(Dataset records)
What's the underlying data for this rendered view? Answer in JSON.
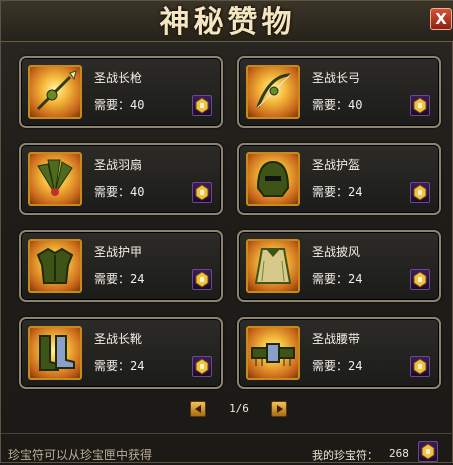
{
  "window": {
    "title": "神秘赞物",
    "close_label": "X"
  },
  "items": [
    {
      "name": "圣战长枪",
      "cost_label": "需要：",
      "cost": "40",
      "icon": "spear-icon"
    },
    {
      "name": "圣战长弓",
      "cost_label": "需要：",
      "cost": "40",
      "icon": "bow-icon"
    },
    {
      "name": "圣战羽扇",
      "cost_label": "需要：",
      "cost": "40",
      "icon": "feather-fan-icon"
    },
    {
      "name": "圣战护盔",
      "cost_label": "需要：",
      "cost": "24",
      "icon": "helmet-icon"
    },
    {
      "name": "圣战护甲",
      "cost_label": "需要：",
      "cost": "24",
      "icon": "armor-icon"
    },
    {
      "name": "圣战披风",
      "cost_label": "需要：",
      "cost": "24",
      "icon": "cloak-icon"
    },
    {
      "name": "圣战长靴",
      "cost_label": "需要：",
      "cost": "24",
      "icon": "boots-icon"
    },
    {
      "name": "圣战腰带",
      "cost_label": "需要：",
      "cost": "24",
      "icon": "belt-icon"
    }
  ],
  "pager": {
    "label": "1/6"
  },
  "footer": {
    "hint": "珍宝符可以从珍宝匣中获得",
    "my_label": "我的珍宝符：",
    "my_value": "268"
  },
  "colors": {
    "card_border": "#8d8470",
    "icon_glow": "#f4b83a",
    "token": "#3a1d5a",
    "title": "#f3e6c2"
  }
}
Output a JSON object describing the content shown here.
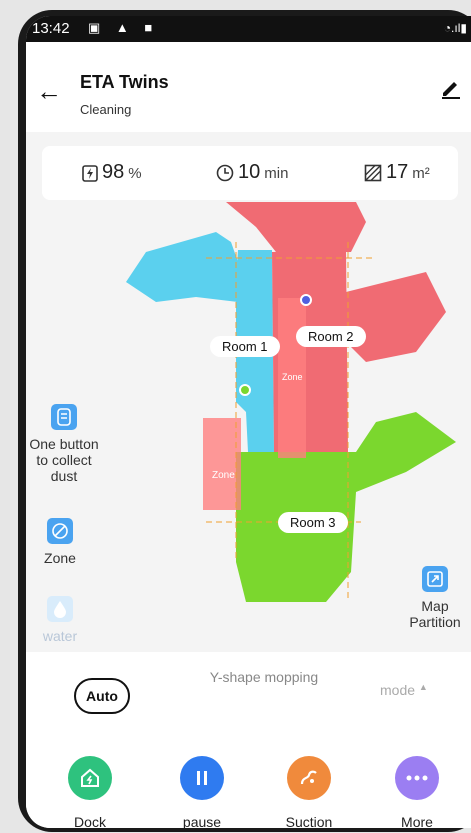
{
  "status_bar": {
    "time": "13:42"
  },
  "header": {
    "title": "ETA Twins",
    "subtitle": "Cleaning"
  },
  "stats": {
    "battery_value": "98",
    "battery_unit": "%",
    "time_value": "10",
    "time_unit": "min",
    "area_value": "17",
    "area_unit": "m²"
  },
  "side_tools": {
    "collect_dust_label": "One button to collect dust",
    "zone_label": "Zone",
    "water_label": "water",
    "map_partition_label": "Map Partition"
  },
  "map": {
    "rooms": [
      "Room 1",
      "Room 2",
      "Room 3"
    ],
    "zone_labels": [
      "Zone",
      "Zone"
    ],
    "colors": {
      "room1": "#5bd0ee",
      "room2": "#f06b73",
      "room3": "#7bd72e",
      "zone": "#ff8080"
    }
  },
  "modes": {
    "auto": "Auto",
    "yshape": "Y-shape mopping",
    "mode": "mode"
  },
  "actions": [
    {
      "label": "Dock",
      "color": "#2ec27e"
    },
    {
      "label": "pause",
      "color": "#2f7bf0"
    },
    {
      "label": "Suction",
      "color": "#f08a3c"
    },
    {
      "label": "More",
      "color": "#9b7ef2"
    }
  ]
}
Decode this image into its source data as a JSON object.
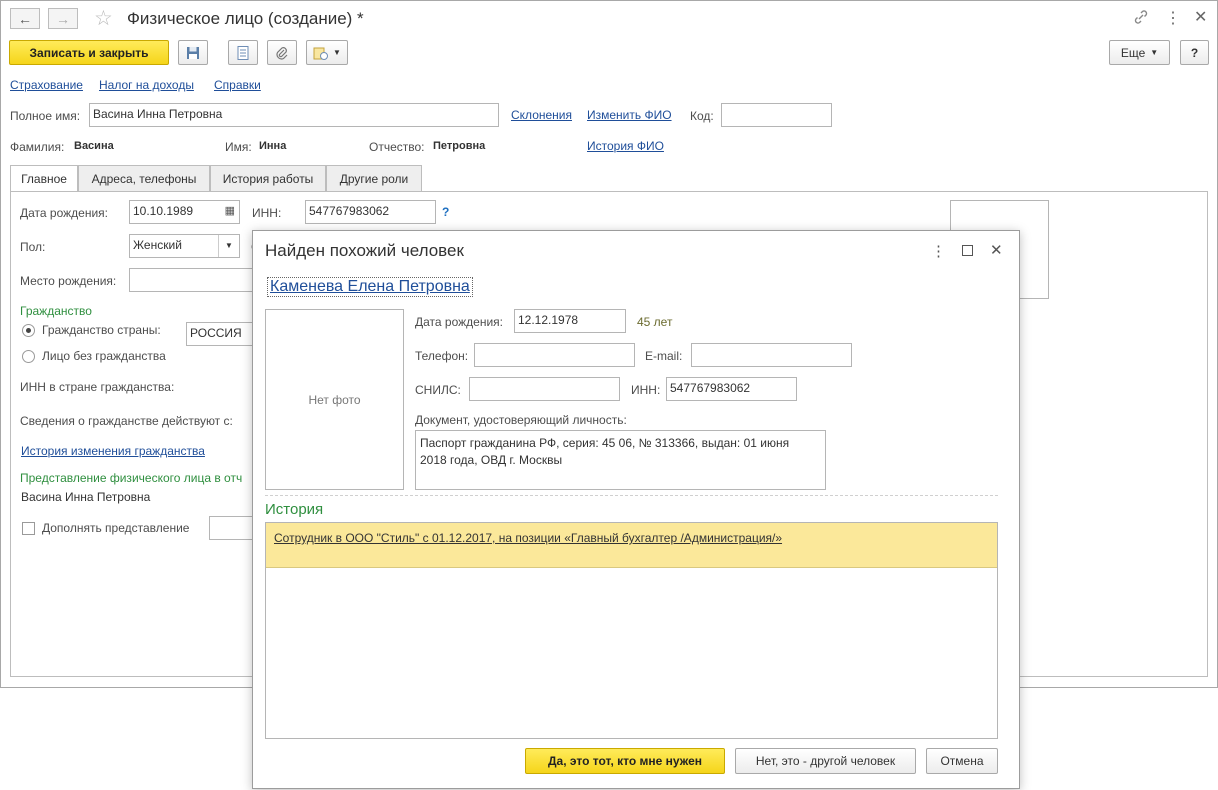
{
  "window": {
    "title": "Физическое лицо (создание) *",
    "save_close": "Записать и закрыть",
    "more": "Еще",
    "help": "?"
  },
  "links": {
    "insurance": "Страхование",
    "income_tax": "Налог на доходы",
    "certificates": "Справки",
    "declensions": "Склонения",
    "change_fio": "Изменить ФИО",
    "history_fio": "История ФИО"
  },
  "fullname": {
    "label": "Полное имя:",
    "value": "Васина Инна Петровна",
    "code_label": "Код:",
    "code_value": ""
  },
  "name_parts": {
    "surname_label": "Фамилия:",
    "surname": "Васина",
    "name_label": "Имя:",
    "name": "Инна",
    "patronymic_label": "Отчество:",
    "patronymic": "Петровна"
  },
  "tabs": [
    "Главное",
    "Адреса, телефоны",
    "История работы",
    "Другие роли"
  ],
  "main_tab": {
    "birth_label": "Дата рождения:",
    "birth_value": "10.10.1989",
    "inn_label": "ИНН:",
    "inn_value": "547767983062",
    "inn_help": "?",
    "gender_label": "Пол:",
    "gender_value": "Женский",
    "birthplace_label": "Место рождения:",
    "citizenship_header": "Гражданство",
    "citizenship_country": "Гражданство страны:",
    "country_value": "РОССИЯ",
    "no_citizenship": "Лицо без гражданства",
    "inn_country": "ИНН в стране гражданства:",
    "citizenship_since": "Сведения о гражданстве действуют с:",
    "citizenship_history": "История изменения гражданства",
    "representation_header": "Представление физического лица в отч",
    "representation_value": "Васина Инна Петровна",
    "supplement": "Дополнять представление"
  },
  "dialog": {
    "title": "Найден похожий человек",
    "person": "Каменева Елена Петровна",
    "no_photo": "Нет фото",
    "birth_label": "Дата рождения:",
    "birth_value": "12.12.1978",
    "age": "45 лет",
    "phone_label": "Телефон:",
    "email_label": "E-mail:",
    "snils_label": "СНИЛС:",
    "inn_label": "ИНН:",
    "inn_value": "547767983062",
    "document_label": "Документ, удостоверяющий личность:",
    "document_line1": "Паспорт гражданина РФ, серия: 45 06, № 313366, выдан: 01 июня",
    "document_line2": "2018 года, ОВД г. Москвы",
    "history_header": "История",
    "history_items": [
      "Сотрудник в ООО \"Стиль\" с 01.12.2017, на позиции «Главный бухгалтер /Администрация/»"
    ],
    "btn_yes": "Да, это тот, кто мне нужен",
    "btn_no": "Нет, это - другой человек",
    "btn_cancel": "Отмена"
  },
  "colors": {
    "accent_yellow": "#f5d51a",
    "link_blue": "#1f4e99",
    "group_green": "#2f8f3f",
    "history_highlight": "#fbe89a"
  }
}
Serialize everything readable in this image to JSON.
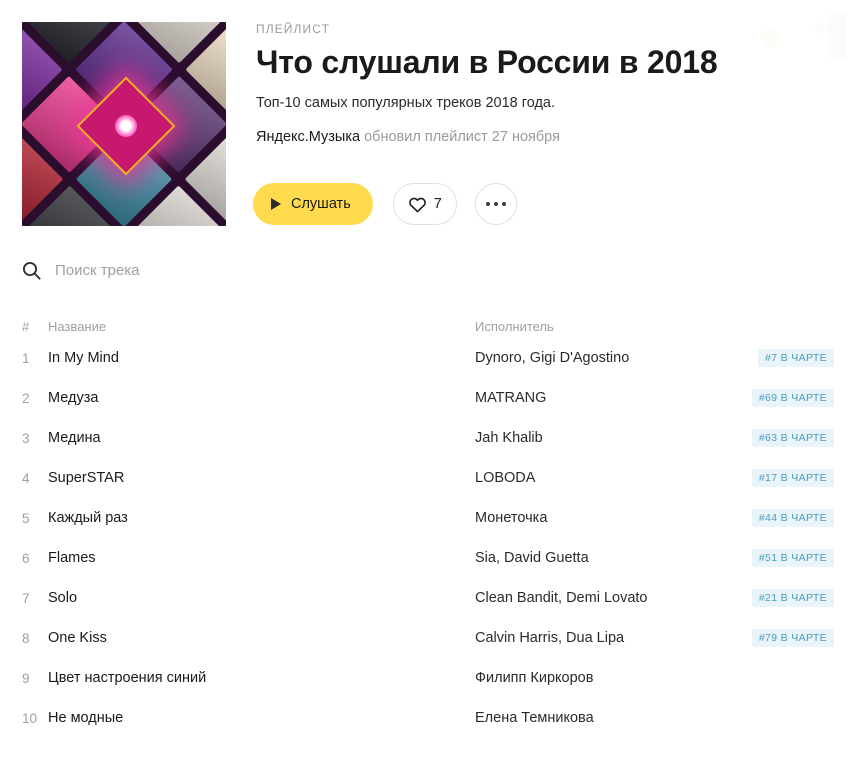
{
  "header": {
    "kicker": "ПЛЕЙЛИСТ",
    "title": "Что слушали в России в 2018",
    "subtitle": "Топ-10 самых популярных треков 2018 года.",
    "owner": "Яндекс.Музыка",
    "meta_rest": " обновил плейлист 27 ноября",
    "cover_alt": "cover-collage"
  },
  "actions": {
    "play_label": "Слушать",
    "like_count": "7",
    "more_label": "···"
  },
  "search": {
    "placeholder": "Поиск трека",
    "value": ""
  },
  "table": {
    "columns": {
      "number": "#",
      "name": "Название",
      "artist": "Исполнитель"
    },
    "rows": [
      {
        "num": "1",
        "name": "In My Mind",
        "artist": "Dynoro, Gigi D'Agostino",
        "badge": "#7 В ЧАРТЕ"
      },
      {
        "num": "2",
        "name": "Медуза",
        "artist": "MATRANG",
        "badge": "#69 В ЧАРТЕ"
      },
      {
        "num": "3",
        "name": "Медина",
        "artist": "Jah Khalib",
        "badge": "#63 В ЧАРТЕ"
      },
      {
        "num": "4",
        "name": "SuperSTAR",
        "artist": "LOBODA",
        "badge": "#17 В ЧАРТЕ"
      },
      {
        "num": "5",
        "name": "Каждый раз",
        "artist": "Монеточка",
        "badge": "#44 В ЧАРТЕ"
      },
      {
        "num": "6",
        "name": "Flames",
        "artist": "Sia, David Guetta",
        "badge": "#51 В ЧАРТЕ"
      },
      {
        "num": "7",
        "name": "Solo",
        "artist": "Clean Bandit, Demi Lovato",
        "badge": "#21 В ЧАРТЕ"
      },
      {
        "num": "8",
        "name": "One Kiss",
        "artist": "Calvin Harris, Dua Lipa",
        "badge": "#79 В ЧАРТЕ"
      },
      {
        "num": "9",
        "name": "Цвет настроения синий",
        "artist": "Филипп Киркоров",
        "badge": ""
      },
      {
        "num": "10",
        "name": "Не модные",
        "artist": "Елена Темникова",
        "badge": ""
      }
    ]
  },
  "colors": {
    "accent_yellow": "#ffdb4d",
    "badge_bg": "#e9f4f8",
    "badge_text": "#4b9cc0",
    "muted_text": "#a0a0a0",
    "primary_text": "#1a1a1a"
  },
  "cover_tiles": [
    "#c33a6a",
    "#e8e0d8",
    "#f3e2c8",
    "#bdbdbd",
    "#2b2b33",
    "#5b2a8c",
    "#5e3a78",
    "#e6e2dd",
    "#7a2aa0",
    "#ea3b8c",
    "#3c8fa8",
    "#d8d2cc",
    "#7c2f78",
    "#b01f2e",
    "#2f3034",
    "#f2c12e"
  ]
}
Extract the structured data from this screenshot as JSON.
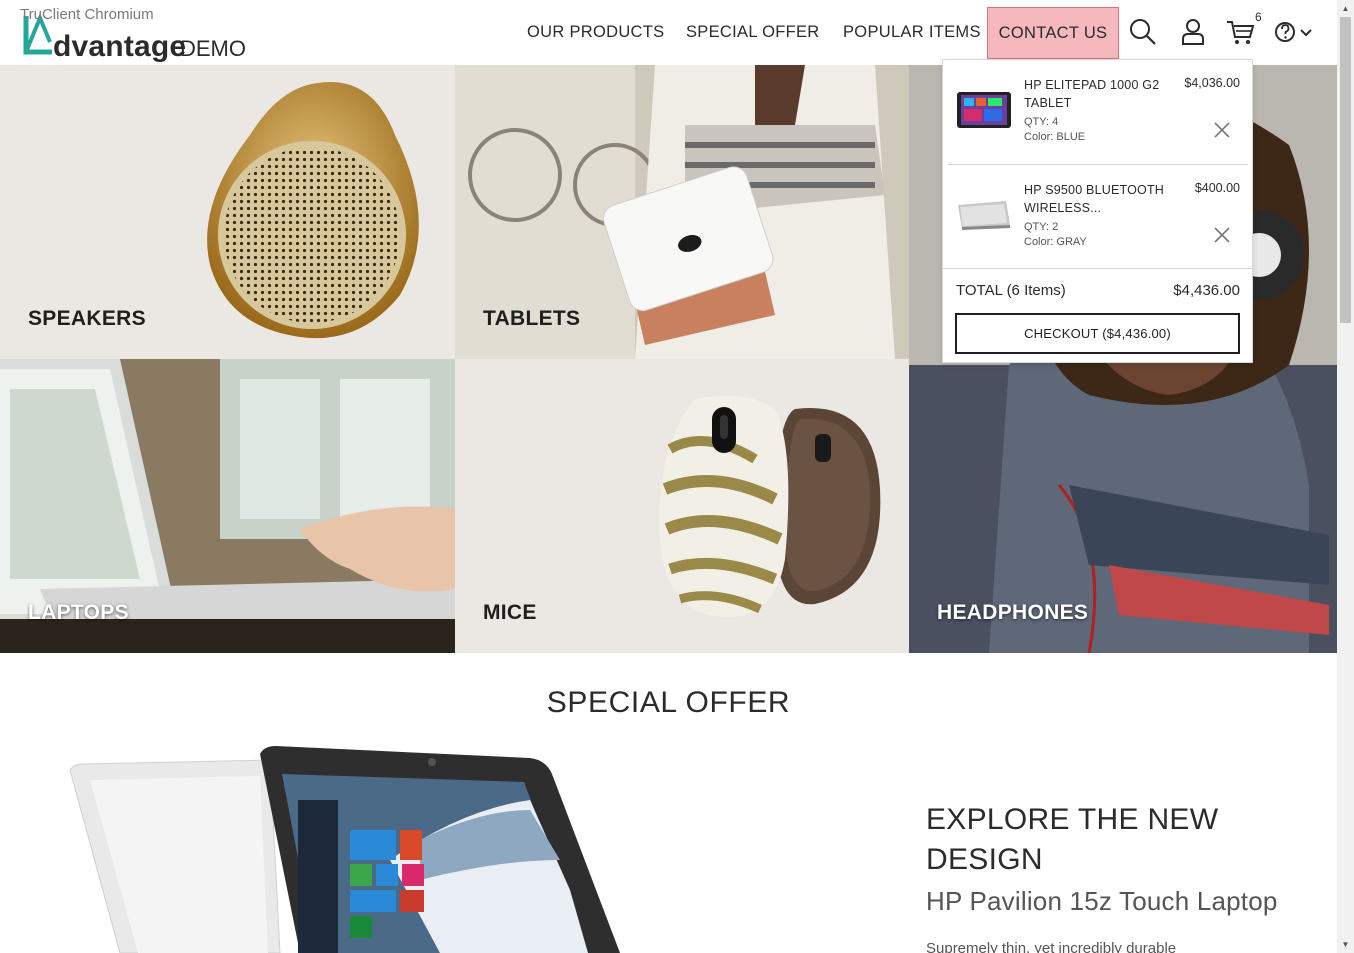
{
  "window": {
    "caption": "TruClient Chromium"
  },
  "brand": {
    "wordmark": "dvantage",
    "suffix": "DEMO",
    "accent": "#26a69a"
  },
  "nav": {
    "our_products": "OUR PRODUCTS",
    "special_offer": "SPECIAL OFFER",
    "popular_items": "POPULAR ITEMS",
    "contact_us": "CONTACT US",
    "cart_count": "6"
  },
  "icons": {
    "search": "search-icon",
    "user": "user-icon",
    "cart": "cart-icon",
    "help": "help-icon",
    "chevron": "chevron-down-icon",
    "remove": "close-icon"
  },
  "categories": {
    "speakers": "SPEAKERS",
    "tablets": "TABLETS",
    "laptops": "LAPTOPS",
    "mice": "MICE",
    "headphones": "HEADPHONES"
  },
  "cart": {
    "items": [
      {
        "name": "HP ELITEPAD 1000 G2 TABLET",
        "price": "$4,036.00",
        "qty": "QTY: 4",
        "color": "Color: BLUE"
      },
      {
        "name": "HP S9500 BLUETOOTH WIRELESS...",
        "price": "$400.00",
        "qty": "QTY: 2",
        "color": "Color: GRAY"
      }
    ],
    "total_label": "TOTAL (6 Items)",
    "total_value": "$4,436.00",
    "checkout_label": "CHECKOUT ($4,436.00)"
  },
  "special_offer": {
    "heading": "SPECIAL OFFER",
    "title": "EXPLORE THE NEW DESIGN",
    "subtitle": "HP Pavilion 15z Touch Laptop",
    "description": "Supremely thin, yet incredibly durable"
  },
  "colors": {
    "contact_highlight": "#f4b8bd",
    "text": "#2b2b2b"
  }
}
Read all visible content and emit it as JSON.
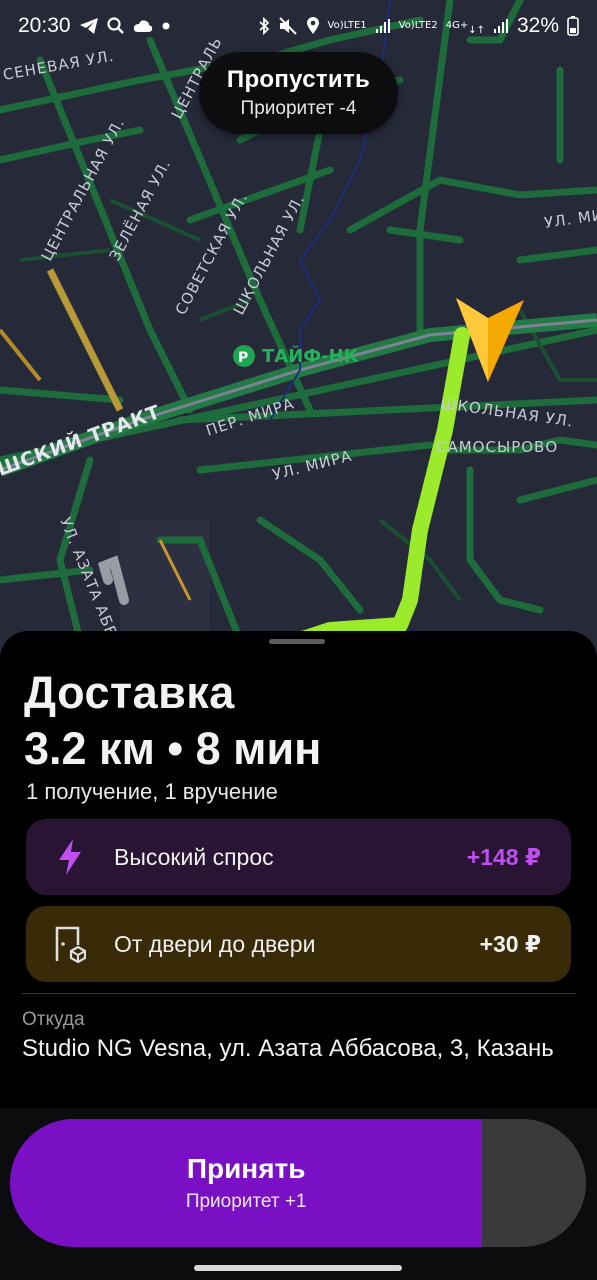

• **OBJECTIVE**: Tell how many lines above contain the word "ЧАРТЕ". Give the number alone.

• **EXERCISE OUTPUT**: 8